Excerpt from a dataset

----

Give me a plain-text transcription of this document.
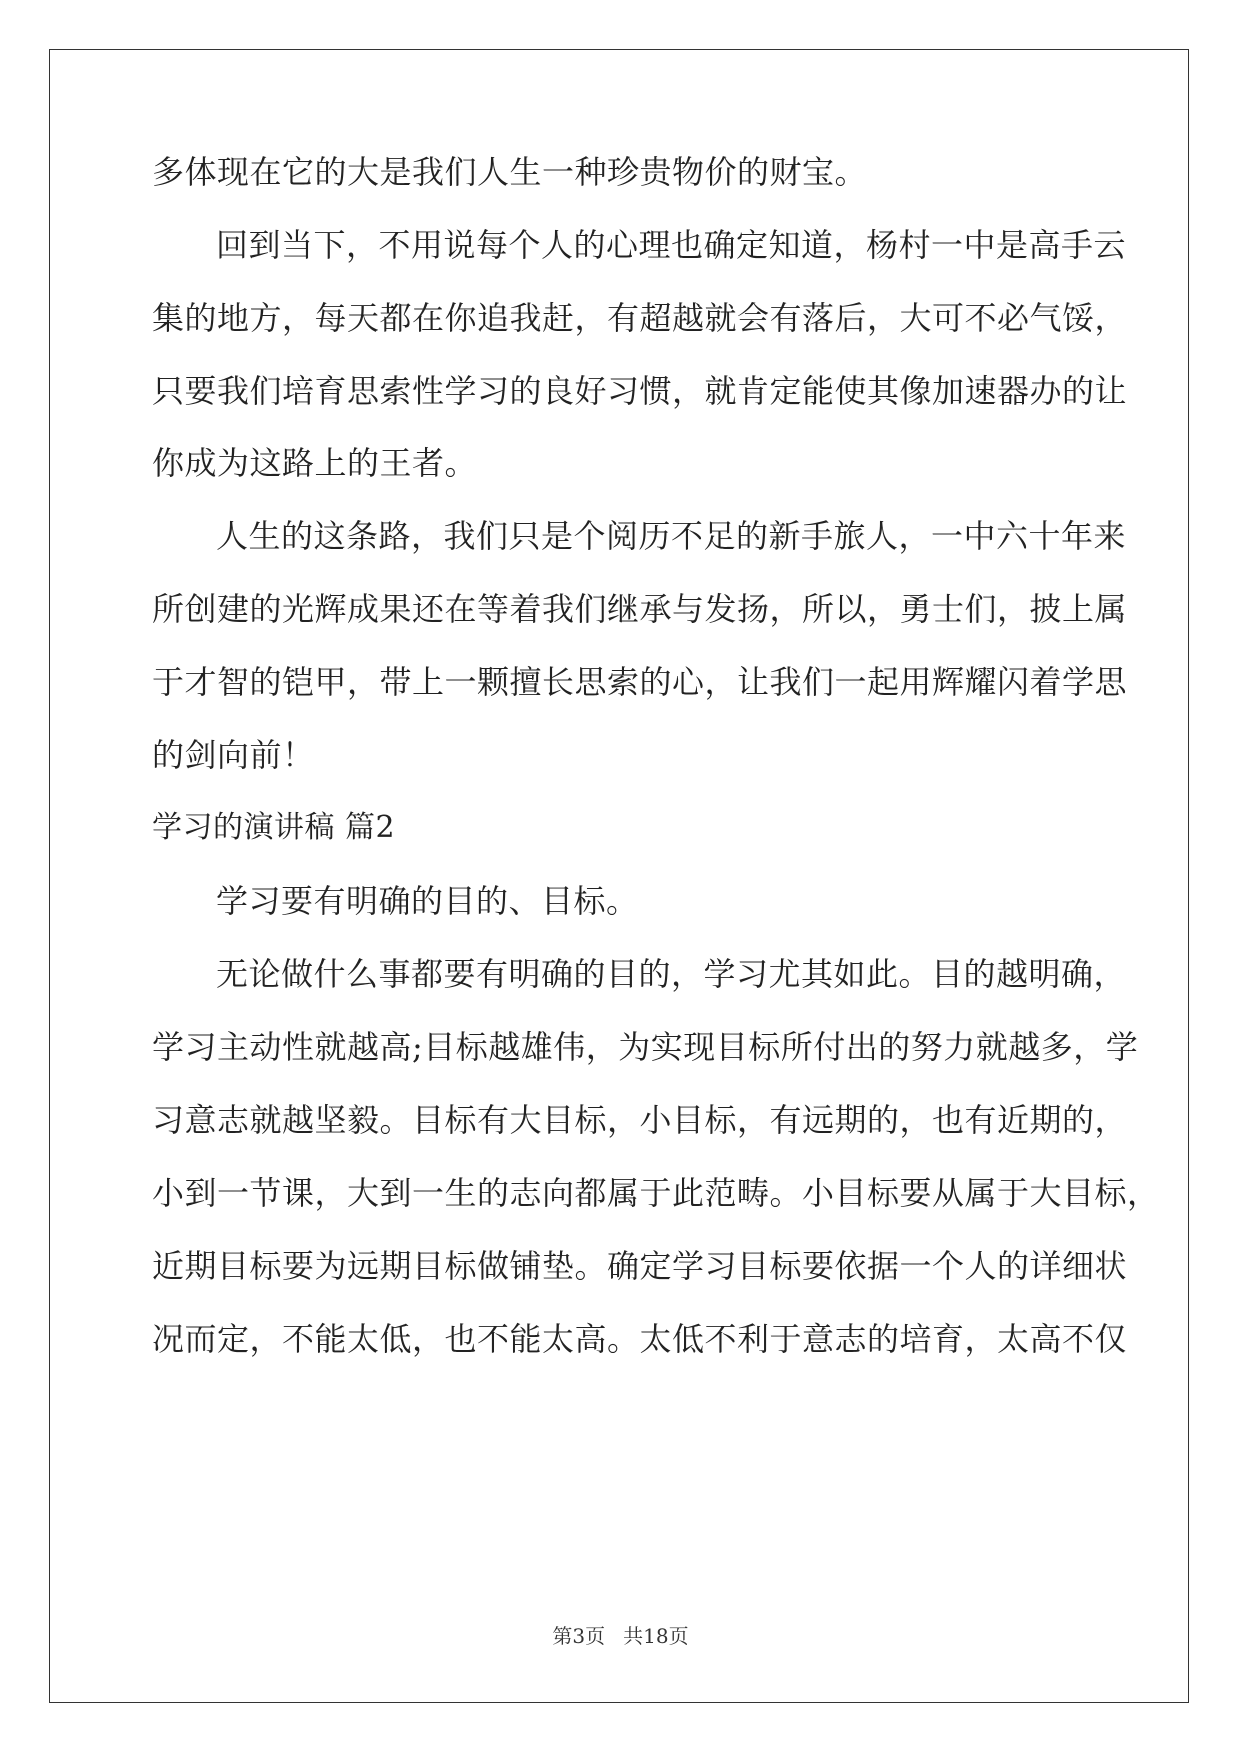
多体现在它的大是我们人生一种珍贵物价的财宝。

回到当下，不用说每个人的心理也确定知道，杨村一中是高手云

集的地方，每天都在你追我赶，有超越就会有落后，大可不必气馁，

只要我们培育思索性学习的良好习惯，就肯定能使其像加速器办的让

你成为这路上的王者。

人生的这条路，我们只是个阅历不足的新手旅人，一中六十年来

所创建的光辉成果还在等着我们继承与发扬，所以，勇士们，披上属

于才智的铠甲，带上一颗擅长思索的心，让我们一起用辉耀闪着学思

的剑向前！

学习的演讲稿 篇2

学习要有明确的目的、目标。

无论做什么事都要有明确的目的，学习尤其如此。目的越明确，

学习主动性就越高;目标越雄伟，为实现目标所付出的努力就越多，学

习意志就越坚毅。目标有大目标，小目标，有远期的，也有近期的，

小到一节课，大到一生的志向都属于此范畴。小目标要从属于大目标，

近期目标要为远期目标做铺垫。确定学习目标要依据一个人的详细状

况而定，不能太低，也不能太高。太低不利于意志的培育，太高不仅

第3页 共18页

----

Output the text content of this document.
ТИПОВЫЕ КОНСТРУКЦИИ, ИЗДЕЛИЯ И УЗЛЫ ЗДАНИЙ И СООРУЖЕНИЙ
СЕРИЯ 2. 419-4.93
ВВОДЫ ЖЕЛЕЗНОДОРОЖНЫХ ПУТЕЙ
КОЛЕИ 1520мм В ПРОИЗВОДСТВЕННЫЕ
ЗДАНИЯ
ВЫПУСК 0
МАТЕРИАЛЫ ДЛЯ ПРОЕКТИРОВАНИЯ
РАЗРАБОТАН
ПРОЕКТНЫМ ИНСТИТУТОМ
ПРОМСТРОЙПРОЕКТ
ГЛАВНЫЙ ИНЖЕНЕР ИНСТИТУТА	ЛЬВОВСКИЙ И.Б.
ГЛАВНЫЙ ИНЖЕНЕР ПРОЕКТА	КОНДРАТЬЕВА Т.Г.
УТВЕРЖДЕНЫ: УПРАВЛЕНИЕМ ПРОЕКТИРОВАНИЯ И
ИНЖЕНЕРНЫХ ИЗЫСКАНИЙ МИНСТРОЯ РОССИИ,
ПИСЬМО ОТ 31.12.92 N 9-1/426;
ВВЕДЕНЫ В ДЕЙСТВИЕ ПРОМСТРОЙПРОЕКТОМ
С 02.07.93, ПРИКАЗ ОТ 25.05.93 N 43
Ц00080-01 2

----

Provide only the number of lines in the records containing the string "this".

-- OUTPUT OF THE EXERCISE --
2